BEGIN EXTRACTED RECORDS
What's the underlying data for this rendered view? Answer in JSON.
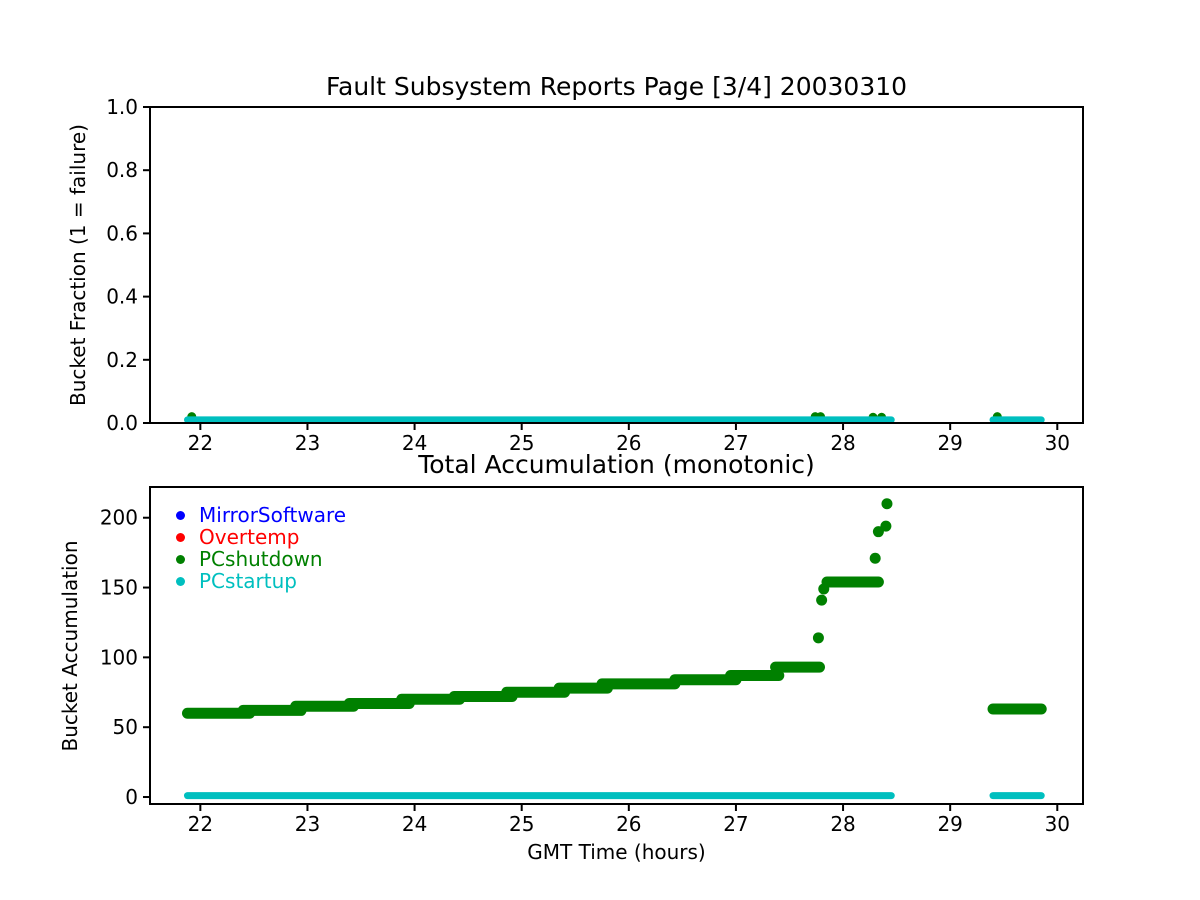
{
  "figure_title": "Fault Subsystem Reports Page [3/4] 20030310",
  "colors": {
    "mirrorsoftware": "#0000ff",
    "overtemp": "#ff0000",
    "pcshutdown": "#008000",
    "pcstartup": "#00bfbf",
    "axis": "#000000"
  },
  "chart_data": [
    {
      "type": "scatter",
      "title": "Fault Subsystem Reports Page [3/4] 20030310",
      "xlabel": "",
      "ylabel": "Bucket Fraction (1 = failure)",
      "xlim": [
        21.53,
        30.24
      ],
      "ylim": [
        0,
        1
      ],
      "xticks": [
        22,
        23,
        24,
        25,
        26,
        27,
        28,
        29,
        30
      ],
      "yticks": [
        0.0,
        0.2,
        0.4,
        0.6,
        0.8,
        1.0
      ],
      "ytick_labels": [
        "0.0",
        "0.2",
        "0.4",
        "0.6",
        "0.8",
        "1.0"
      ],
      "grid": false,
      "series": [
        {
          "name": "MirrorSoftware",
          "color": "#0000ff",
          "size": 4.5,
          "segments": [],
          "points": []
        },
        {
          "name": "Overtemp",
          "color": "#ff0000",
          "size": 4.5,
          "segments": [],
          "points": []
        },
        {
          "name": "PCshutdown",
          "color": "#008000",
          "size": 4.5,
          "segments": [],
          "points": [
            [
              21.92,
              0.02
            ],
            [
              27.74,
              0.02
            ],
            [
              27.79,
              0.02
            ],
            [
              28.28,
              0.018
            ],
            [
              28.36,
              0.018
            ],
            [
              29.44,
              0.02
            ]
          ]
        },
        {
          "name": "PCstartup",
          "color": "#00bfbf",
          "size": 3.5,
          "segments": [
            {
              "x": [
                21.88,
                28.45
              ],
              "y": 0.01
            },
            {
              "x": [
                29.4,
                29.85
              ],
              "y": 0.01
            }
          ],
          "points": []
        }
      ]
    },
    {
      "type": "scatter",
      "title": "Total Accumulation (monotonic)",
      "xlabel": "GMT Time (hours)",
      "ylabel": "Bucket Accumulation",
      "xlim": [
        21.53,
        30.24
      ],
      "ylim": [
        -5,
        222
      ],
      "xticks": [
        22,
        23,
        24,
        25,
        26,
        27,
        28,
        29,
        30
      ],
      "yticks": [
        0,
        50,
        100,
        150,
        200
      ],
      "ytick_labels": [
        "0",
        "50",
        "100",
        "150",
        "200"
      ],
      "grid": false,
      "legend": {
        "position": "upper-left",
        "items": [
          {
            "label": "MirrorSoftware",
            "color": "#0000ff"
          },
          {
            "label": "Overtemp",
            "color": "#ff0000"
          },
          {
            "label": "PCshutdown",
            "color": "#008000"
          },
          {
            "label": "PCstartup",
            "color": "#00bfbf"
          }
        ]
      },
      "series": [
        {
          "name": "MirrorSoftware",
          "color": "#0000ff",
          "size": 5.5,
          "segments": [],
          "points": []
        },
        {
          "name": "Overtemp",
          "color": "#ff0000",
          "size": 5.5,
          "segments": [],
          "points": []
        },
        {
          "name": "PCshutdown",
          "color": "#008000",
          "size": 5.5,
          "segments": [
            {
              "x": [
                21.88,
                22.46
              ],
              "y": 60
            },
            {
              "x": [
                22.4,
                22.94
              ],
              "y": 62
            },
            {
              "x": [
                22.89,
                23.43
              ],
              "y": 65
            },
            {
              "x": [
                23.39,
                23.95
              ],
              "y": 67
            },
            {
              "x": [
                23.88,
                24.42
              ],
              "y": 70
            },
            {
              "x": [
                24.37,
                24.91
              ],
              "y": 72
            },
            {
              "x": [
                24.86,
                25.4
              ],
              "y": 75
            },
            {
              "x": [
                25.35,
                25.8
              ],
              "y": 78
            },
            {
              "x": [
                25.75,
                26.43
              ],
              "y": 81
            },
            {
              "x": [
                26.43,
                27.0
              ],
              "y": 84
            },
            {
              "x": [
                26.95,
                27.4
              ],
              "y": 87
            },
            {
              "x": [
                27.37,
                27.78
              ],
              "y": 93
            },
            {
              "x": [
                27.85,
                28.33
              ],
              "y": 154
            },
            {
              "x": [
                29.4,
                29.85
              ],
              "y": 63
            }
          ],
          "points": [
            [
              27.77,
              114
            ],
            [
              27.8,
              141
            ],
            [
              27.82,
              149
            ],
            [
              28.3,
              171
            ],
            [
              28.33,
              190
            ],
            [
              28.4,
              194
            ],
            [
              28.41,
              210
            ]
          ]
        },
        {
          "name": "PCstartup",
          "color": "#00bfbf",
          "size": 3.5,
          "segments": [
            {
              "x": [
                21.88,
                28.45
              ],
              "y": 1
            },
            {
              "x": [
                29.4,
                29.85
              ],
              "y": 1
            }
          ],
          "points": []
        }
      ]
    }
  ]
}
END EXTRACTED RECORDS
Give every record back exactly as it reads, with no images.

→ **REPLY**:
What's the underlying data for this rendered view? Answer in JSON.
{
  "figure_title": "Fault Subsystem Reports Page [3/4] 20030310",
  "colors": {
    "mirrorsoftware": "#0000ff",
    "overtemp": "#ff0000",
    "pcshutdown": "#008000",
    "pcstartup": "#00bfbf",
    "axis": "#000000"
  },
  "chart_data": [
    {
      "type": "scatter",
      "title": "Fault Subsystem Reports Page [3/4] 20030310",
      "xlabel": "",
      "ylabel": "Bucket Fraction (1 = failure)",
      "xlim": [
        21.53,
        30.24
      ],
      "ylim": [
        0,
        1
      ],
      "xticks": [
        22,
        23,
        24,
        25,
        26,
        27,
        28,
        29,
        30
      ],
      "yticks": [
        0.0,
        0.2,
        0.4,
        0.6,
        0.8,
        1.0
      ],
      "ytick_labels": [
        "0.0",
        "0.2",
        "0.4",
        "0.6",
        "0.8",
        "1.0"
      ],
      "grid": false,
      "series": [
        {
          "name": "MirrorSoftware",
          "color": "#0000ff",
          "size": 4.5,
          "segments": [],
          "points": []
        },
        {
          "name": "Overtemp",
          "color": "#ff0000",
          "size": 4.5,
          "segments": [],
          "points": []
        },
        {
          "name": "PCshutdown",
          "color": "#008000",
          "size": 4.5,
          "segments": [],
          "points": [
            [
              21.92,
              0.02
            ],
            [
              27.74,
              0.02
            ],
            [
              27.79,
              0.02
            ],
            [
              28.28,
              0.018
            ],
            [
              28.36,
              0.018
            ],
            [
              29.44,
              0.02
            ]
          ]
        },
        {
          "name": "PCstartup",
          "color": "#00bfbf",
          "size": 3.5,
          "segments": [
            {
              "x": [
                21.88,
                28.45
              ],
              "y": 0.01
            },
            {
              "x": [
                29.4,
                29.85
              ],
              "y": 0.01
            }
          ],
          "points": []
        }
      ]
    },
    {
      "type": "scatter",
      "title": "Total Accumulation (monotonic)",
      "xlabel": "GMT Time (hours)",
      "ylabel": "Bucket Accumulation",
      "xlim": [
        21.53,
        30.24
      ],
      "ylim": [
        -5,
        222
      ],
      "xticks": [
        22,
        23,
        24,
        25,
        26,
        27,
        28,
        29,
        30
      ],
      "yticks": [
        0,
        50,
        100,
        150,
        200
      ],
      "ytick_labels": [
        "0",
        "50",
        "100",
        "150",
        "200"
      ],
      "grid": false,
      "legend": {
        "position": "upper-left",
        "items": [
          {
            "label": "MirrorSoftware",
            "color": "#0000ff"
          },
          {
            "label": "Overtemp",
            "color": "#ff0000"
          },
          {
            "label": "PCshutdown",
            "color": "#008000"
          },
          {
            "label": "PCstartup",
            "color": "#00bfbf"
          }
        ]
      },
      "series": [
        {
          "name": "MirrorSoftware",
          "color": "#0000ff",
          "size": 5.5,
          "segments": [],
          "points": []
        },
        {
          "name": "Overtemp",
          "color": "#ff0000",
          "size": 5.5,
          "segments": [],
          "points": []
        },
        {
          "name": "PCshutdown",
          "color": "#008000",
          "size": 5.5,
          "segments": [
            {
              "x": [
                21.88,
                22.46
              ],
              "y": 60
            },
            {
              "x": [
                22.4,
                22.94
              ],
              "y": 62
            },
            {
              "x": [
                22.89,
                23.43
              ],
              "y": 65
            },
            {
              "x": [
                23.39,
                23.95
              ],
              "y": 67
            },
            {
              "x": [
                23.88,
                24.42
              ],
              "y": 70
            },
            {
              "x": [
                24.37,
                24.91
              ],
              "y": 72
            },
            {
              "x": [
                24.86,
                25.4
              ],
              "y": 75
            },
            {
              "x": [
                25.35,
                25.8
              ],
              "y": 78
            },
            {
              "x": [
                25.75,
                26.43
              ],
              "y": 81
            },
            {
              "x": [
                26.43,
                27.0
              ],
              "y": 84
            },
            {
              "x": [
                26.95,
                27.4
              ],
              "y": 87
            },
            {
              "x": [
                27.37,
                27.78
              ],
              "y": 93
            },
            {
              "x": [
                27.85,
                28.33
              ],
              "y": 154
            },
            {
              "x": [
                29.4,
                29.85
              ],
              "y": 63
            }
          ],
          "points": [
            [
              27.77,
              114
            ],
            [
              27.8,
              141
            ],
            [
              27.82,
              149
            ],
            [
              28.3,
              171
            ],
            [
              28.33,
              190
            ],
            [
              28.4,
              194
            ],
            [
              28.41,
              210
            ]
          ]
        },
        {
          "name": "PCstartup",
          "color": "#00bfbf",
          "size": 3.5,
          "segments": [
            {
              "x": [
                21.88,
                28.45
              ],
              "y": 1
            },
            {
              "x": [
                29.4,
                29.85
              ],
              "y": 1
            }
          ],
          "points": []
        }
      ]
    }
  ]
}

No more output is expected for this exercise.